— Begin —
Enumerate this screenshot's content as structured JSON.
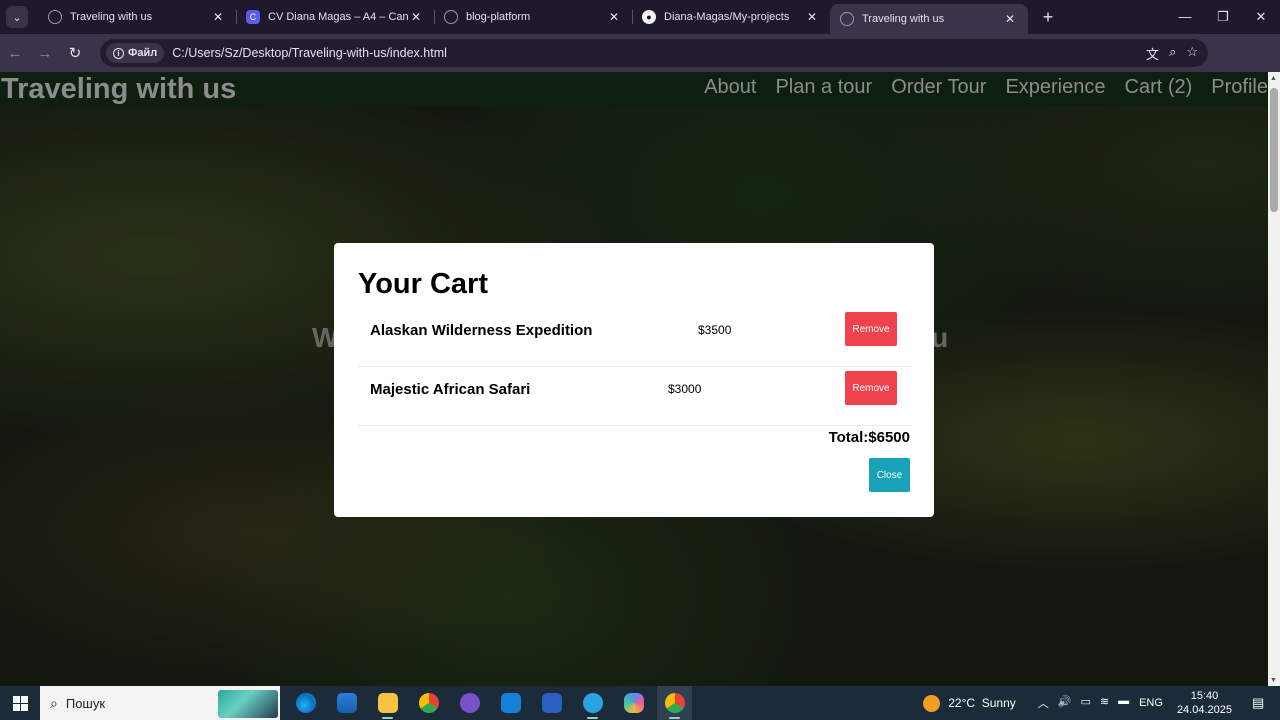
{
  "browser": {
    "tabs": [
      {
        "title": "Traveling with us",
        "icon": "globe-icon"
      },
      {
        "title": "CV Diana Magas – A4 – Canva",
        "icon": "canva-icon"
      },
      {
        "title": "blog-platform",
        "icon": "globe-icon"
      },
      {
        "title": "Diana-Magas/My-projects",
        "icon": "github-icon"
      },
      {
        "title": "Traveling with us",
        "icon": "globe-icon",
        "active": true
      }
    ],
    "site_chip": "Файл",
    "url": "C:/Users/Sz/Desktop/Traveling-with-us/index.html"
  },
  "site": {
    "logo": "Traveling with us",
    "nav": [
      "About",
      "Plan a tour",
      "Order Tour",
      "Experience",
      "Cart (2)",
      "Profile"
    ],
    "hero_left": "W",
    "hero_right": "ou"
  },
  "cart": {
    "title": "Your Cart",
    "items": [
      {
        "name": "Alaskan Wilderness Expedition",
        "price": "$3500",
        "remove_label": "Remove"
      },
      {
        "name": "Majestic African Safari",
        "price": "$3000",
        "remove_label": "Remove"
      }
    ],
    "total": "Total:$6500",
    "close_label": "Close"
  },
  "taskbar": {
    "search_placeholder": "Пошук",
    "temperature": "22°C",
    "weather": "Sunny",
    "language": "ENG",
    "time": "15:40",
    "date": "24.04.2025"
  },
  "colors": {
    "remove_button": "#ee434d",
    "close_button": "#17a2b8",
    "header_bg": "#0e1f10",
    "browser_frame": "#3b3349"
  }
}
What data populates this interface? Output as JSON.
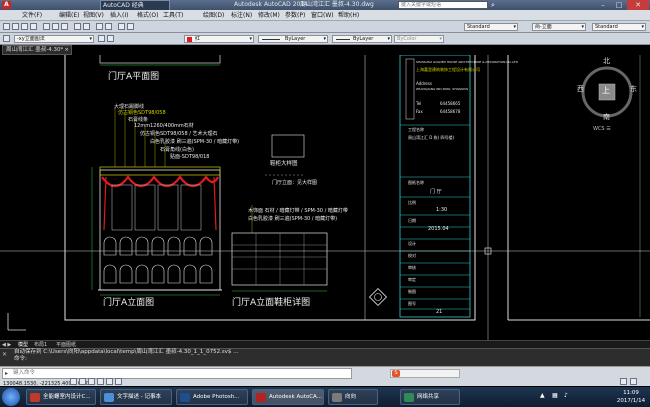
{
  "window": {
    "title_left": "AutoCAD 经典",
    "app_title": "Autodesk AutoCAD 2014",
    "document_title": "周山湾江汇 墨叔-4.30.dwg",
    "search_placeholder": "键入关键字或短语",
    "controls": [
      "–",
      "□",
      "✕"
    ]
  },
  "menu": {
    "items": [
      "文件(F)",
      "编辑(E)",
      "视图(V)",
      "插入(I)",
      "格式(O)",
      "工具(T)",
      "绘图(D)",
      "标注(N)",
      "修改(M)",
      "参数(P)",
      "窗口(W)",
      "帮助(H)"
    ]
  },
  "toolbar": {
    "ucs_combo": "-xy立面图法",
    "layer_color": "红",
    "linetype": "ByLayer",
    "lineweight": "ByLayer",
    "plotstyle": "ByColor",
    "text_style": "Standard",
    "dim_style": "尚-立面",
    "table_style": "Standard"
  },
  "document_tab": {
    "label": "周山湾江汇 墨叔-4.30*",
    "close": "×"
  },
  "drawing": {
    "plan_title": "门厅A平面图",
    "elev_title": "门厅A立面图",
    "cabinet_title": "门厅A立面鞋柜详图",
    "detail_title": "鞋柜大样图",
    "annotations": [
      "大理石踢脚线",
      "仿古铜色SDT98/058",
      "石膏线条",
      "12mm1260/400mm石材",
      "仿古铜色SDT98/058 / 艺术大理石",
      "白色乳胶漆 刷三遍(SPM-30 / 暗藏灯带)",
      "石膏角线(白色)",
      "贴面-SDT98/018",
      "木饰面 石材 / 暗藏灯带 / SPM-30 / 暗藏灯带",
      "门厅立面：见大样图",
      "白色乳胶漆 刷三遍(SPM-30 / 暗藏灯带)"
    ]
  },
  "title_block": {
    "company": "SHANGHAI GOLDEN HOUSE ARCHITECTURE & DECORATION CO.,LTD",
    "company_cn": "上海嘉里建筑装饰工程设计有限公司",
    "address_label": "Address",
    "address": "ZHANGJIANG IND PARK, SHANGHAI",
    "tel_label": "Tel",
    "tel": "64458665",
    "fax_label": "Fax",
    "fax": "64458678",
    "project_label": "工程名称",
    "project": "周山湾江汇 D 栋( 四号楼)",
    "drawing_label": "图纸名称",
    "drawing_name": "门  厅",
    "scale_label": "比例",
    "scale": "1:30",
    "date_label": "日期",
    "date": "2015.04",
    "no_label": "图号",
    "no": "21",
    "rows": [
      "设计",
      "校对",
      "审核",
      "审定",
      "制图"
    ]
  },
  "compass": {
    "north": "北",
    "south": "南",
    "east": "东",
    "west": "西",
    "center": "上",
    "wcs": "WCS ☰"
  },
  "layout_tabs": [
    "模型",
    "布局1",
    "平面图纸"
  ],
  "command_line": {
    "line1": "自动保存到 C:\\Users\\向阳\\appdata\\local\\temp\\周山湾江汇 墨叔-4.30_1_1_0752.sv$ ...",
    "line2": "命令:",
    "prompt": "键入命令"
  },
  "status": {
    "coordinates": "130048.1530, -221325.4093, 0.0000"
  },
  "taskbar": {
    "items": [
      {
        "label": "全能螺室内设计C...",
        "color": "#c0392b"
      },
      {
        "label": "文字描述 - 记事本",
        "color": "#4a90d9"
      },
      {
        "label": "Adobe Photosh...",
        "color": "#1f4e8c"
      },
      {
        "label": "Autodesk AutoCA...",
        "color": "#b22222"
      },
      {
        "label": "向向",
        "color": "#7a7a7a"
      },
      {
        "label": "网络共享",
        "color": "#2e8b57"
      }
    ],
    "time": "11:09",
    "date": "2017/1/14"
  }
}
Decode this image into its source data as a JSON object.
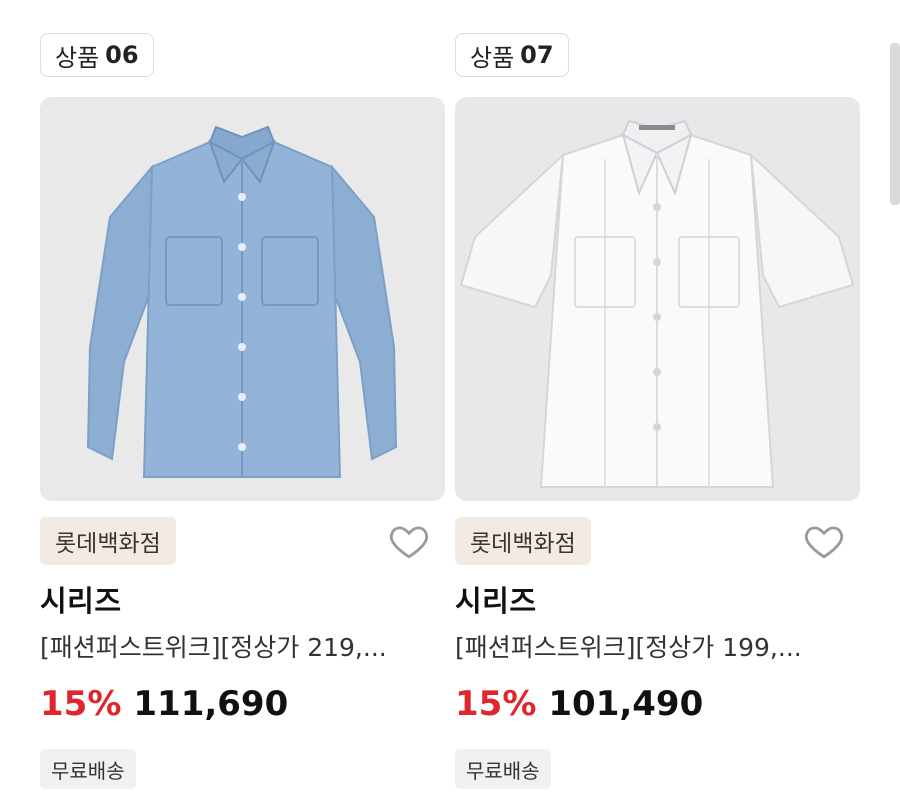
{
  "products": [
    {
      "tag_label": "상품",
      "tag_number": "06",
      "brand": "롯데백화점",
      "title": "시리즈",
      "description": "[패션퍼스트위크][정상가 219,...",
      "discount": "15%",
      "price": "111,690",
      "shipping": "무료배송",
      "image_icon": "blue-linen-long-sleeve-shirt",
      "heart_icon": "heart-outline-icon"
    },
    {
      "tag_label": "상품",
      "tag_number": "07",
      "brand": "롯데백화점",
      "title": "시리즈",
      "description": "[패션퍼스트위크][정상가 199,...",
      "discount": "15%",
      "price": "101,490",
      "shipping": "무료배송",
      "image_icon": "white-short-sleeve-guayabera-shirt",
      "heart_icon": "heart-outline-icon"
    }
  ],
  "colors": {
    "discount": "#e0262d",
    "brand_badge_bg": "#f2ebe4",
    "shipping_badge_bg": "#f1f1f1",
    "photo_bg": "#e9e9ea"
  }
}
— End —
- GOAL
Your copy should repeat each entry above exactly but contain no pictures.

- OUTPUT OF THE TASK
Enumerate this screenshot's content as structured JSON.
{
  "browser": {
    "tabs": [
      {
        "title": "Traveling with us",
        "icon": "globe-icon"
      },
      {
        "title": "CV Diana Magas – A4 – Canva",
        "icon": "canva-icon"
      },
      {
        "title": "blog-platform",
        "icon": "globe-icon"
      },
      {
        "title": "Diana-Magas/My-projects",
        "icon": "github-icon"
      },
      {
        "title": "Traveling with us",
        "icon": "globe-icon",
        "active": true
      }
    ],
    "site_chip": "Файл",
    "url": "C:/Users/Sz/Desktop/Traveling-with-us/index.html"
  },
  "site": {
    "logo": "Traveling with us",
    "nav": [
      "About",
      "Plan a tour",
      "Order Tour",
      "Experience",
      "Cart (2)",
      "Profile"
    ],
    "hero_left": "W",
    "hero_right": "ou"
  },
  "cart": {
    "title": "Your Cart",
    "items": [
      {
        "name": "Alaskan Wilderness Expedition",
        "price": "$3500",
        "remove_label": "Remove"
      },
      {
        "name": "Majestic African Safari",
        "price": "$3000",
        "remove_label": "Remove"
      }
    ],
    "total": "Total:$6500",
    "close_label": "Close"
  },
  "taskbar": {
    "search_placeholder": "Пошук",
    "temperature": "22°C",
    "weather": "Sunny",
    "language": "ENG",
    "time": "15:40",
    "date": "24.04.2025"
  },
  "colors": {
    "remove_button": "#ee434d",
    "close_button": "#17a2b8",
    "header_bg": "#0e1f10",
    "browser_frame": "#3b3349"
  }
}
What data populates this interface? Output as JSON.
{
  "window": {
    "title_left": "AutoCAD 经典",
    "app_title": "Autodesk AutoCAD 2014",
    "document_title": "周山湾江汇 墨叔-4.30.dwg",
    "search_placeholder": "键入关键字或短语",
    "controls": [
      "–",
      "□",
      "✕"
    ]
  },
  "menu": {
    "items": [
      "文件(F)",
      "编辑(E)",
      "视图(V)",
      "插入(I)",
      "格式(O)",
      "工具(T)",
      "绘图(D)",
      "标注(N)",
      "修改(M)",
      "参数(P)",
      "窗口(W)",
      "帮助(H)"
    ]
  },
  "toolbar": {
    "ucs_combo": "-xy立面图法",
    "layer_color": "红",
    "linetype": "ByLayer",
    "lineweight": "ByLayer",
    "plotstyle": "ByColor",
    "text_style": "Standard",
    "dim_style": "尚-立面",
    "table_style": "Standard"
  },
  "document_tab": {
    "label": "周山湾江汇 墨叔-4.30*",
    "close": "×"
  },
  "drawing": {
    "plan_title": "门厅A平面图",
    "elev_title": "门厅A立面图",
    "cabinet_title": "门厅A立面鞋柜详图",
    "detail_title": "鞋柜大样图",
    "annotations": [
      "大理石踢脚线",
      "仿古铜色SDT98/058",
      "石膏线条",
      "12mm1260/400mm石材",
      "仿古铜色SDT98/058 / 艺术大理石",
      "白色乳胶漆 刷三遍(SPM-30 / 暗藏灯带)",
      "石膏角线(白色)",
      "贴面-SDT98/018",
      "木饰面 石材 / 暗藏灯带 / SPM-30 / 暗藏灯带",
      "门厅立面：见大样图",
      "白色乳胶漆 刷三遍(SPM-30 / 暗藏灯带)"
    ]
  },
  "title_block": {
    "company": "SHANGHAI GOLDEN HOUSE ARCHITECTURE & DECORATION CO.,LTD",
    "company_cn": "上海嘉里建筑装饰工程设计有限公司",
    "address_label": "Address",
    "address": "ZHANGJIANG IND PARK, SHANGHAI",
    "tel_label": "Tel",
    "tel": "64458665",
    "fax_label": "Fax",
    "fax": "64458678",
    "project_label": "工程名称",
    "project": "周山湾江汇 D 栋( 四号楼)",
    "drawing_label": "图纸名称",
    "drawing_name": "门  厅",
    "scale_label": "比例",
    "scale": "1:30",
    "date_label": "日期",
    "date": "2015.04",
    "no_label": "图号",
    "no": "21",
    "rows": [
      "设计",
      "校对",
      "审核",
      "审定",
      "制图"
    ]
  },
  "compass": {
    "north": "北",
    "south": "南",
    "east": "东",
    "west": "西",
    "center": "上",
    "wcs": "WCS ☰"
  },
  "layout_tabs": [
    "模型",
    "布局1",
    "平面图纸"
  ],
  "command_line": {
    "line1": "自动保存到 C:\\Users\\向阳\\appdata\\local\\temp\\周山湾江汇 墨叔-4.30_1_1_0752.sv$ ...",
    "line2": "命令:",
    "prompt": "键入命令"
  },
  "status": {
    "coordinates": "130048.1530, -221325.4093, 0.0000"
  },
  "taskbar": {
    "items": [
      {
        "label": "全能螺室内设计C...",
        "color": "#c0392b"
      },
      {
        "label": "文字描述 - 记事本",
        "color": "#4a90d9"
      },
      {
        "label": "Adobe Photosh...",
        "color": "#1f4e8c"
      },
      {
        "label": "Autodesk AutoCA...",
        "color": "#b22222"
      },
      {
        "label": "向向",
        "color": "#7a7a7a"
      },
      {
        "label": "网络共享",
        "color": "#2e8b57"
      }
    ],
    "time": "11:09",
    "date": "2017/1/14"
  }
}
Decode this image into its source data as a JSON object.
{
  "products": [
    {
      "tag_label": "상품",
      "tag_number": "06",
      "brand": "롯데백화점",
      "title": "시리즈",
      "description": "[패션퍼스트위크][정상가 219,...",
      "discount": "15%",
      "price": "111,690",
      "shipping": "무료배송",
      "image_icon": "blue-linen-long-sleeve-shirt",
      "heart_icon": "heart-outline-icon"
    },
    {
      "tag_label": "상품",
      "tag_number": "07",
      "brand": "롯데백화점",
      "title": "시리즈",
      "description": "[패션퍼스트위크][정상가 199,...",
      "discount": "15%",
      "price": "101,490",
      "shipping": "무료배송",
      "image_icon": "white-short-sleeve-guayabera-shirt",
      "heart_icon": "heart-outline-icon"
    }
  ],
  "colors": {
    "discount": "#e0262d",
    "brand_badge_bg": "#f2ebe4",
    "shipping_badge_bg": "#f1f1f1",
    "photo_bg": "#e9e9ea"
  }
}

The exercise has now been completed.